Repeat each line exactly as it is written.
## Start Entries provided
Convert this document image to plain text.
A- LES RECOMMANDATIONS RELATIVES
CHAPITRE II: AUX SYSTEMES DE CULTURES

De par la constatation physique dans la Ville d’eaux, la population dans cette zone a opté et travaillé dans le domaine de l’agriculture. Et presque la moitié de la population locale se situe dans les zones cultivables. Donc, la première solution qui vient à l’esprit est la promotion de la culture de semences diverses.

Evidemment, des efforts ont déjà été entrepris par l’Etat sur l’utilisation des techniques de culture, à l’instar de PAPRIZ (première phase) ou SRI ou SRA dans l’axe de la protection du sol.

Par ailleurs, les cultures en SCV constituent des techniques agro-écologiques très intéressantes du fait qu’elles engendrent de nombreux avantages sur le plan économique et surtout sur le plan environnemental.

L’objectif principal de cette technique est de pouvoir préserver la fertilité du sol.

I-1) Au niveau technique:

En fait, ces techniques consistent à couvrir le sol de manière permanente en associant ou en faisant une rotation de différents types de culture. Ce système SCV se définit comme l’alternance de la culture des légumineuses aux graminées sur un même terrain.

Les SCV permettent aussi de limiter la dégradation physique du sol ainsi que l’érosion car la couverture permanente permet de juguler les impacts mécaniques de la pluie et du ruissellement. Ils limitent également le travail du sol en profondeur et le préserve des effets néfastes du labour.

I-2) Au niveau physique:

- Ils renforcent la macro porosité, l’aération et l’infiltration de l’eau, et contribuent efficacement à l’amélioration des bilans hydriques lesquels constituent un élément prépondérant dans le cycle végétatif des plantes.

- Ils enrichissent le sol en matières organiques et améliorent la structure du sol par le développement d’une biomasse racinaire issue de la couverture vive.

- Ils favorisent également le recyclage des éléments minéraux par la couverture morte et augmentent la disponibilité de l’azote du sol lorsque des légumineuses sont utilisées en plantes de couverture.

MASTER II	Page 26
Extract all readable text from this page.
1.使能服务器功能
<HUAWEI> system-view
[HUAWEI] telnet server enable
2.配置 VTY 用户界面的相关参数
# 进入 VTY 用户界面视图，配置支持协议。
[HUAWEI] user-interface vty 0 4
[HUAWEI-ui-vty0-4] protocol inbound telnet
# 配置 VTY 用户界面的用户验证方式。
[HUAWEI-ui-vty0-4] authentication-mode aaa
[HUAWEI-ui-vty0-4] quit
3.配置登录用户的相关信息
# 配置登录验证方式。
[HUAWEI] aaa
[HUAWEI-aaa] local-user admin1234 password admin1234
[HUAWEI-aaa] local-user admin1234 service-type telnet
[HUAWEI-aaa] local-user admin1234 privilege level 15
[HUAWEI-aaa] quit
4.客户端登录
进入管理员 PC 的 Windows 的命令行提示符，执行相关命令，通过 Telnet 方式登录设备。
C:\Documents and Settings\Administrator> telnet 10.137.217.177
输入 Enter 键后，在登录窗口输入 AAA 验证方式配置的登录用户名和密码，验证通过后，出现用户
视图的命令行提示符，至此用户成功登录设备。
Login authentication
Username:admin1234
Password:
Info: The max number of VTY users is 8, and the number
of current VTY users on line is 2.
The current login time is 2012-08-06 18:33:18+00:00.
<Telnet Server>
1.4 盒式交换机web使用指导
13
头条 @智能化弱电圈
## End Entries provided
▸ **Complete response**:
Convert this document image to plain text.
A- LES RECOMMANDATIONS RELATIVES
CHAPITRE II: AUX SYSTEMES DE CULTURES

De par la constatation physique dans la Ville d’eaux, la population dans cette zone a opté et travaillé dans le domaine de l’agriculture. Et presque la moitié de la population locale se situe dans les zones cultivables. Donc, la première solution qui vient à l’esprit est la promotion de la culture de semences diverses.

Evidemment, des efforts ont déjà été entrepris par l’Etat sur l’utilisation des techniques de culture, à l’instar de PAPRIZ (première phase) ou SRI ou SRA dans l’axe de la protection du sol.

Par ailleurs, les cultures en SCV constituent des techniques agro-écologiques très intéressantes du fait qu’elles engendrent de nombreux avantages sur le plan économique et surtout sur le plan environnemental.

L’objectif principal de cette technique est de pouvoir préserver la fertilité du sol.

I-1) Au niveau technique:

En fait, ces techniques consistent à couvrir le sol de manière permanente en associant ou en faisant une rotation de différents types de culture. Ce système SCV se définit comme l’alternance de la culture des légumineuses aux graminées sur un même terrain.

Les SCV permettent aussi de limiter la dégradation physique du sol ainsi que l’érosion car la couverture permanente permet de juguler les impacts mécaniques de la pluie et du ruissellement. Ils limitent également le travail du sol en profondeur et le préserve des effets néfastes du labour.

I-2) Au niveau physique:

- Ils renforcent la macro porosité, l’aération et l’infiltration de l’eau, et contribuent efficacement à l’amélioration des bilans hydriques lesquels constituent un élément prépondérant dans le cycle végétatif des plantes.

- Ils enrichissent le sol en matières organiques et améliorent la structure du sol par le développement d’une biomasse racinaire issue de la couverture vive.

- Ils favorisent également le recyclage des éléments minéraux par la couverture morte et augmentent la disponibilité de l’azote du sol lorsque des légumineuses sont utilisées en plantes de couverture.

MASTER II	Page 26
Extract all readable text from this page.
1.使能服务器功能
<HUAWEI> system-view
[HUAWEI] telnet server enable
2.配置 VTY 用户界面的相关参数
# 进入 VTY 用户界面视图，配置支持协议。
[HUAWEI] user-interface vty 0 4
[HUAWEI-ui-vty0-4] protocol inbound telnet
# 配置 VTY 用户界面的用户验证方式。
[HUAWEI-ui-vty0-4] authentication-mode aaa
[HUAWEI-ui-vty0-4] quit
3.配置登录用户的相关信息
# 配置登录验证方式。
[HUAWEI] aaa
[HUAWEI-aaa] local-user admin1234 password admin1234
[HUAWEI-aaa] local-user admin1234 service-type telnet
[HUAWEI-aaa] local-user admin1234 privilege level 15
[HUAWEI-aaa] quit
4.客户端登录
进入管理员 PC 的 Windows 的命令行提示符，执行相关命令，通过 Telnet 方式登录设备。
C:\Documents and Settings\Administrator> telnet 10.137.217.177
输入 Enter 键后，在登录窗口输入 AAA 验证方式配置的登录用户名和密码，验证通过后，出现用户
视图的命令行提示符，至此用户成功登录设备。
Login authentication
Username:admin1234
Password:
Info: The max number of VTY users is 8, and the number
of current VTY users on line is 2.
The current login time is 2012-08-06 18:33:18+00:00.
<Telnet Server>
1.4 盒式交换机web使用指导
13
头条 @智能化弱电圈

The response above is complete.